◆ WHAT IS EXPECTED ◆
Your task is to locate every line holding the string "segment" and to copy each of them.

◆ DATA ENTRIES ◆
────
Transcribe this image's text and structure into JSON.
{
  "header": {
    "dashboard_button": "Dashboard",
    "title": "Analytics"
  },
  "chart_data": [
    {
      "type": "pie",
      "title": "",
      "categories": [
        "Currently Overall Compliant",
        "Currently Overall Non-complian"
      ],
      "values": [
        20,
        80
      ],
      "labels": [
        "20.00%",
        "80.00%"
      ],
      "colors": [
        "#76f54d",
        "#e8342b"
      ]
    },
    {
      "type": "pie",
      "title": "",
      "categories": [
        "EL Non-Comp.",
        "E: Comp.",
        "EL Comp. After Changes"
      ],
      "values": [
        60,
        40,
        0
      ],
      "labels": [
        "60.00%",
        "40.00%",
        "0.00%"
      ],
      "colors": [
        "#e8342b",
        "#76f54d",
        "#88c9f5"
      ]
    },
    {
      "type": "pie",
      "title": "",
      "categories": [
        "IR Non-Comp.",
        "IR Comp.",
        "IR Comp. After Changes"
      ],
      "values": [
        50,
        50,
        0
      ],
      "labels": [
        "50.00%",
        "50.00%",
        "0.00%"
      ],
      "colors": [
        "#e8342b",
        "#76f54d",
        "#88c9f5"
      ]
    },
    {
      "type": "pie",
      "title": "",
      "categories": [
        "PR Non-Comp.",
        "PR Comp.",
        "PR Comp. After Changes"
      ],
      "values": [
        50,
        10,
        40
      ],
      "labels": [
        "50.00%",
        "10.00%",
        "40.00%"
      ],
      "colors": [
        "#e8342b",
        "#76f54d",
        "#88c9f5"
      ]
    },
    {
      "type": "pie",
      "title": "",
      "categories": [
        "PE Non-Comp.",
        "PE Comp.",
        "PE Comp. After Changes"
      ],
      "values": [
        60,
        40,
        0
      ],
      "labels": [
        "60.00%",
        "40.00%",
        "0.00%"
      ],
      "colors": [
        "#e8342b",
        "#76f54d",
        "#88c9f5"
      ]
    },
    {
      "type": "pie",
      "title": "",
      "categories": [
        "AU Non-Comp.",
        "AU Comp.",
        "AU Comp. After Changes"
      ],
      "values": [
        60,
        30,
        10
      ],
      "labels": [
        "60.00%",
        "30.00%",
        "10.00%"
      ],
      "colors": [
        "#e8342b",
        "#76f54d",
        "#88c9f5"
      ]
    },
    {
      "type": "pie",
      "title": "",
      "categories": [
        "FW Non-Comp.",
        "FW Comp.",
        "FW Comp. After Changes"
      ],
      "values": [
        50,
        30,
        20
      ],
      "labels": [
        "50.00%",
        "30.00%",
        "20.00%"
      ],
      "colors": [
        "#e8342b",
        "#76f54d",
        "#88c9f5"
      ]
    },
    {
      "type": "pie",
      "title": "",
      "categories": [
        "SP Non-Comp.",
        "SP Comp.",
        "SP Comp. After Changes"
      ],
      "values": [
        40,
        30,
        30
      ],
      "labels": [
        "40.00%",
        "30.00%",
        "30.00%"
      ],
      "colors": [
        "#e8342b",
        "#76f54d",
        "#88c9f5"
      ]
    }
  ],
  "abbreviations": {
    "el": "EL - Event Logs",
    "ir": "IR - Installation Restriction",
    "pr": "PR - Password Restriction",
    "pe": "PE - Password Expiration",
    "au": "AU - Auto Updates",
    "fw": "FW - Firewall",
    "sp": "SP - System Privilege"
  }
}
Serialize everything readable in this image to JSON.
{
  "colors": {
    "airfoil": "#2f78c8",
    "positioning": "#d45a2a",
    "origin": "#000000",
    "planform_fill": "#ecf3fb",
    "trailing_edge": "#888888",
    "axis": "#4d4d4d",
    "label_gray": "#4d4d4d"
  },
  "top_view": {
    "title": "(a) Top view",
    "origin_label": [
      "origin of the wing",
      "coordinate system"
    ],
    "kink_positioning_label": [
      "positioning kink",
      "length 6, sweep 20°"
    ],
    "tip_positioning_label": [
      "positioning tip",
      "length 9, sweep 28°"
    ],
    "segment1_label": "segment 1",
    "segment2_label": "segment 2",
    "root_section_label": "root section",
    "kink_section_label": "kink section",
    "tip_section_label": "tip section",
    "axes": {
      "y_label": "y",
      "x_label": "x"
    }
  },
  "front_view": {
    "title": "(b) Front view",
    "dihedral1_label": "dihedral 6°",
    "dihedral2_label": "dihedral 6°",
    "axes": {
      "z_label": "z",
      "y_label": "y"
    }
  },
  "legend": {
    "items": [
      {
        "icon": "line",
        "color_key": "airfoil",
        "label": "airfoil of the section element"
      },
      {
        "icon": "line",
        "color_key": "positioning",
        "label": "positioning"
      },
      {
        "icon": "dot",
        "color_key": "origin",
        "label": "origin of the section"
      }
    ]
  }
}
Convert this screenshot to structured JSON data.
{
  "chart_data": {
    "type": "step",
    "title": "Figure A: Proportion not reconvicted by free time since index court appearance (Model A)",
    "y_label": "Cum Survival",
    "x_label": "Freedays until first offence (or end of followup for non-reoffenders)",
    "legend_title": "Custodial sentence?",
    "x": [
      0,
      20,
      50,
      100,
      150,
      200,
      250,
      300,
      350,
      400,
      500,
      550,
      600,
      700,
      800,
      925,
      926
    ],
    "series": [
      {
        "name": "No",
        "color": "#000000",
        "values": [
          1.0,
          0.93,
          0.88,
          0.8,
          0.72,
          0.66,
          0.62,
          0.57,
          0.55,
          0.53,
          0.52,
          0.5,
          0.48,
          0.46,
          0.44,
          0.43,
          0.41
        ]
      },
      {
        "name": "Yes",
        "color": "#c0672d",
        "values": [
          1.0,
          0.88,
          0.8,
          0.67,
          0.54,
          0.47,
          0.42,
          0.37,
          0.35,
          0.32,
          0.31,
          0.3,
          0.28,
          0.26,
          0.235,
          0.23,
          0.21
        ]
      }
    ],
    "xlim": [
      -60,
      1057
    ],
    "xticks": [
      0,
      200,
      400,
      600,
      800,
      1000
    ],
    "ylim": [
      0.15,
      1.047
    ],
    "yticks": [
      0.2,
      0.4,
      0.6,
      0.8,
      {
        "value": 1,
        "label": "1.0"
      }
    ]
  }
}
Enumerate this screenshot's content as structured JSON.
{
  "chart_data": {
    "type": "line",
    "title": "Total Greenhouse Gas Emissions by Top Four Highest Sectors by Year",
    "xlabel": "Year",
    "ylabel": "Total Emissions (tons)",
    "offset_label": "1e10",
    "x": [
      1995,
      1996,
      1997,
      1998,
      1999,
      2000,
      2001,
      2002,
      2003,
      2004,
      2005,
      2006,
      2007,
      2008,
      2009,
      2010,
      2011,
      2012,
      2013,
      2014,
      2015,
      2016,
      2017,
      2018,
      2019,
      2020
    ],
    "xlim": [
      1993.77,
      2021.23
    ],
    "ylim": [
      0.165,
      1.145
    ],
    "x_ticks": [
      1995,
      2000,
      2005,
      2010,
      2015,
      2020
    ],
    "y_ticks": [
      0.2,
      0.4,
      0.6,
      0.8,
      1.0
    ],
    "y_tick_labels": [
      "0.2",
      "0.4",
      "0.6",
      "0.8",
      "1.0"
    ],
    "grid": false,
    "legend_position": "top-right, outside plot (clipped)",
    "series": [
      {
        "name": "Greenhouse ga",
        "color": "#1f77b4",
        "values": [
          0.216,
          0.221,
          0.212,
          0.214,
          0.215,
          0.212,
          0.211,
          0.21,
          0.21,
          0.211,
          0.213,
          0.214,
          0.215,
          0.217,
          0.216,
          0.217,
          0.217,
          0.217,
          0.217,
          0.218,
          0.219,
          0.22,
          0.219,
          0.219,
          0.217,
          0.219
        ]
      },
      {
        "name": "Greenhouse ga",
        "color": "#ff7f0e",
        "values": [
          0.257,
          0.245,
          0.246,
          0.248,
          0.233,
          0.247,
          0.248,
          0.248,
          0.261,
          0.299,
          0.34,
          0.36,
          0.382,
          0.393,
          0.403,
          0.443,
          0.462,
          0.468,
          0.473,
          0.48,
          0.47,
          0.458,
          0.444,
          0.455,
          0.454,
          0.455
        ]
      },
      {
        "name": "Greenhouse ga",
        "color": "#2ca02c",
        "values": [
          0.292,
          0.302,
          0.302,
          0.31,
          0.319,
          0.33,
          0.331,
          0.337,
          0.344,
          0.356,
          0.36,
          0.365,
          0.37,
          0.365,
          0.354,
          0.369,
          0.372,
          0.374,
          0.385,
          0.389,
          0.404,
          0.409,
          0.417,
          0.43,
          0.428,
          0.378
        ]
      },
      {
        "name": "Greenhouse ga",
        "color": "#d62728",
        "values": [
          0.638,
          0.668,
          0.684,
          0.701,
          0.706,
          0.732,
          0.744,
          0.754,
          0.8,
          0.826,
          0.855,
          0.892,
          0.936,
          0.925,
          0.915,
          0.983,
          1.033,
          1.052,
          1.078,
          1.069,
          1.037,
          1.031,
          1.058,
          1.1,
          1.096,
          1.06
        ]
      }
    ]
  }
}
────
◆ ANSWER FOR THIS EXERCISE ◆
    "segment1_label": "segment 1",
    "segment2_label": "segment 2",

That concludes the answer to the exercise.